▶ _Brief_: Look through the data below. Pick out the lines holding the string "ранее".

────────────────────

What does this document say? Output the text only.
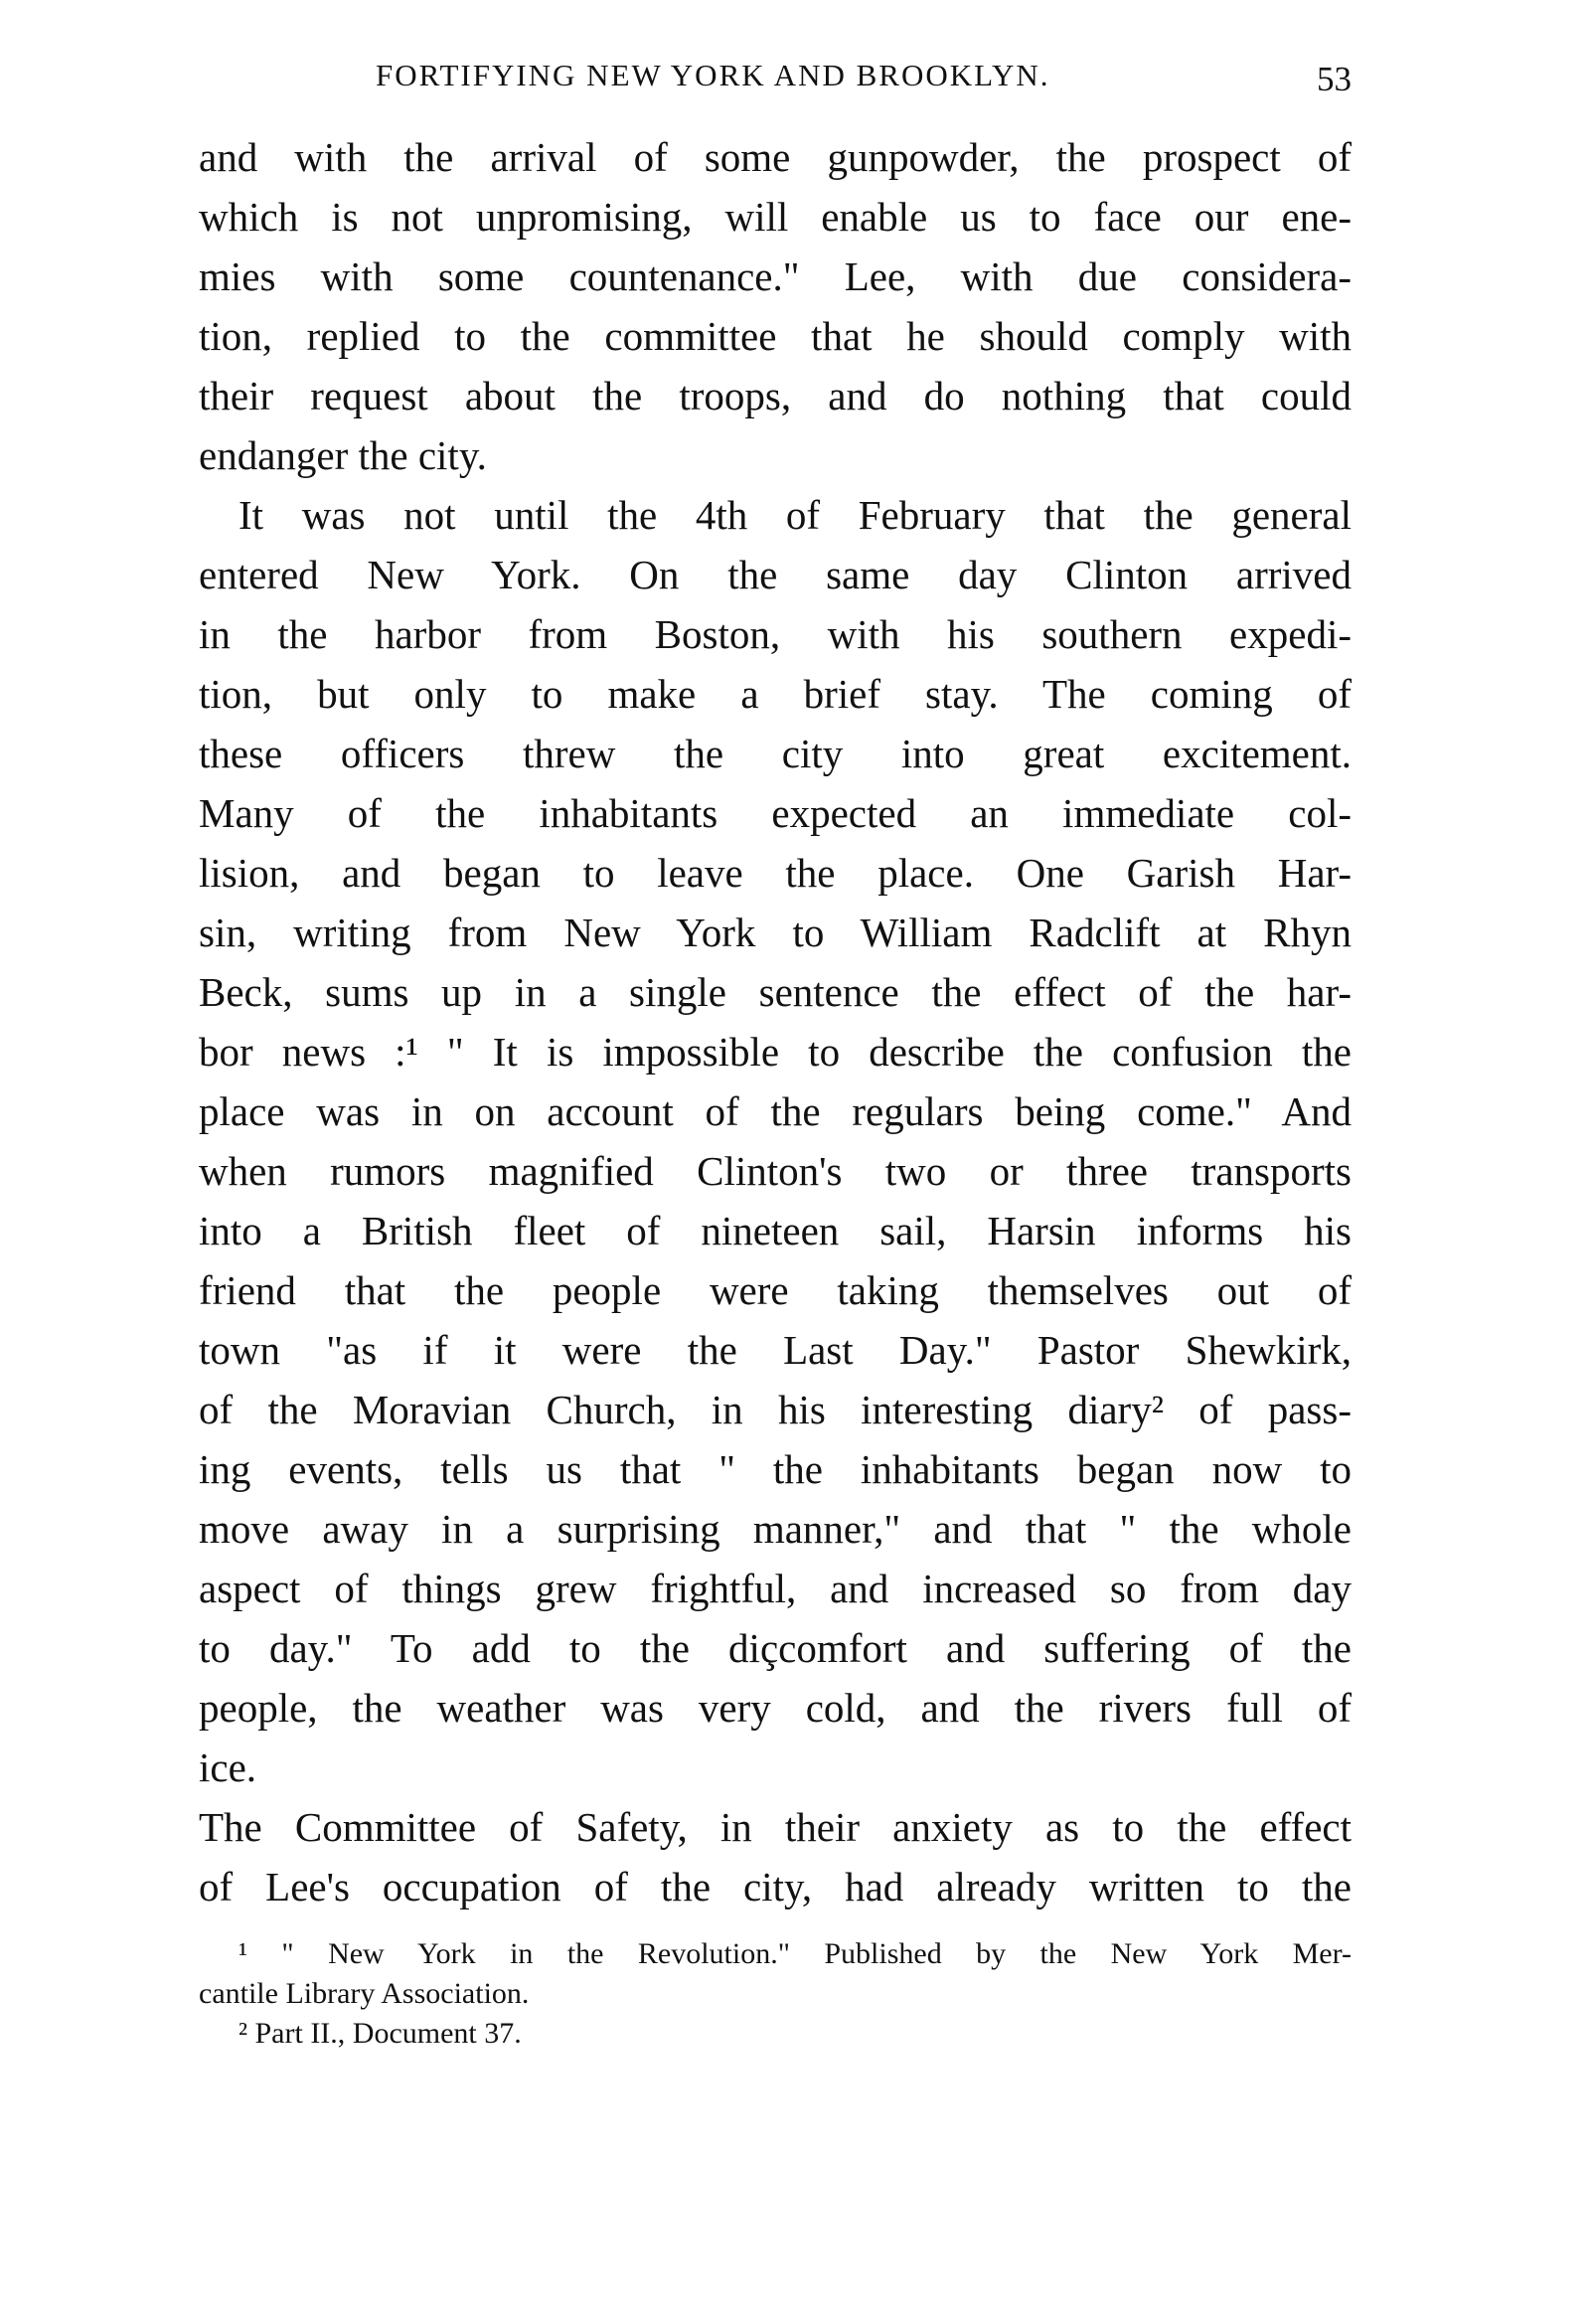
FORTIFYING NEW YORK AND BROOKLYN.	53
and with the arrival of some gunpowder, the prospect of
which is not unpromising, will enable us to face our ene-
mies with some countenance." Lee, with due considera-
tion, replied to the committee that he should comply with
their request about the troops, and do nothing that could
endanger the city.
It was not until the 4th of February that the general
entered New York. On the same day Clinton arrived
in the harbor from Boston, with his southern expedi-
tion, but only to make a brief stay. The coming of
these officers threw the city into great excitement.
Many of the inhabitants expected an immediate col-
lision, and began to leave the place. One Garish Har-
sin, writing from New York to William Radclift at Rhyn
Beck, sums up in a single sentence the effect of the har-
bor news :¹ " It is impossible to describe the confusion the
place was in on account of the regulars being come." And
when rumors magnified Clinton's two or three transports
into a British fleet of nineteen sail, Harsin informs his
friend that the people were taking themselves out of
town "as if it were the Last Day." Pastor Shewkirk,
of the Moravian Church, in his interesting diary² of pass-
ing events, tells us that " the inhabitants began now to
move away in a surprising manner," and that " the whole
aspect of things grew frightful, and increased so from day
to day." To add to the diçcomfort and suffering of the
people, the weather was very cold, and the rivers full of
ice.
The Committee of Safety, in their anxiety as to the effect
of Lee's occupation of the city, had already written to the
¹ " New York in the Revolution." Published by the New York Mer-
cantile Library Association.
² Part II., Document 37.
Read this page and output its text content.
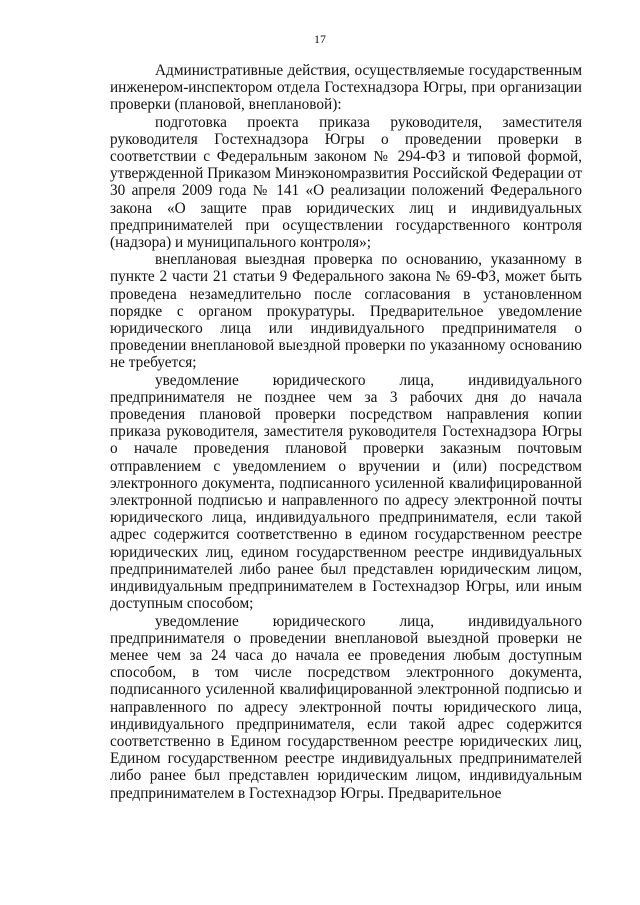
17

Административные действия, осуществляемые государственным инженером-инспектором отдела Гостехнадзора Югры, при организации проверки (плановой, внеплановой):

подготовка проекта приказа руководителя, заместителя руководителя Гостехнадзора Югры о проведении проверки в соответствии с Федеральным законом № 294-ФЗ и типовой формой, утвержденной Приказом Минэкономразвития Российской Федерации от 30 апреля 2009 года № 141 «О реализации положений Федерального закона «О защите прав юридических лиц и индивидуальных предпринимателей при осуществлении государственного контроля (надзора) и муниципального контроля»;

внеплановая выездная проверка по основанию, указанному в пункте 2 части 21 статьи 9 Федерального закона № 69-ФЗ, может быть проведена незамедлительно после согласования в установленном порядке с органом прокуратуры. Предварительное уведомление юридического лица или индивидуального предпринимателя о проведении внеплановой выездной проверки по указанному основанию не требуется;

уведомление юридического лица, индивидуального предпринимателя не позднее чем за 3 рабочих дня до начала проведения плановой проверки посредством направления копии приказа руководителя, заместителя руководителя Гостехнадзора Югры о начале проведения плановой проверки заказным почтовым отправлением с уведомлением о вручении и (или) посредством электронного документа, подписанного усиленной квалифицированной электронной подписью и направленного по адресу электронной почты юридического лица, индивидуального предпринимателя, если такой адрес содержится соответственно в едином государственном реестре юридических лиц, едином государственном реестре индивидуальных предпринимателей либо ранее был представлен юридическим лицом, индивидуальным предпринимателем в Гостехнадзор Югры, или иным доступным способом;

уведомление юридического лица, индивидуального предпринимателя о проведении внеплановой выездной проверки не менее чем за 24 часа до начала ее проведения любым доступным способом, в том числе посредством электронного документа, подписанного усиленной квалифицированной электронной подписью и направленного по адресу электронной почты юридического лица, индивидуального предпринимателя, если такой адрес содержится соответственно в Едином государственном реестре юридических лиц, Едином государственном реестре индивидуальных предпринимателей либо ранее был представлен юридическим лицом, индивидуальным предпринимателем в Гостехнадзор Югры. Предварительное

────────────────────

▶ _Finished task_:
уведомление юридического лица, индивидуального предпринимателя не позднее чем за 3 рабочих дня до начала проведения плановой проверки посредством направления копии приказа руководителя, заместителя руководителя Гостехнадзора Югры о начале проведения плановой проверки заказным почтовым отправлением с уведомлением о вручении и (или) посредством электронного документа, подписанного усиленной квалифицированной электронной подписью и направленного по адресу электронной почты юридического лица, индивидуального предпринимателя, если такой адрес содержится соответственно в едином государственном реестре юридических лиц, едином государственном реестре индивидуальных предпринимателей либо ранее был представлен юридическим лицом, индивидуальным предпринимателем в Гостехнадзор Югры, или иным доступным способом;
уведомление юридического лица, индивидуального предпринимателя о проведении внеплановой выездной проверки не менее чем за 24 часа до начала ее проведения любым доступным способом, в том числе посредством электронного документа, подписанного усиленной квалифицированной электронной подписью и направленного по адресу электронной почты юридического лица, индивидуального предпринимателя, если такой адрес содержится соответственно в Едином государственном реестре юридических лиц, Едином государственном реестре индивидуальных предпринимателей либо ранее был представлен юридическим лицом, индивидуальным предпринимателем в Гостехнадзор Югры. Предварительное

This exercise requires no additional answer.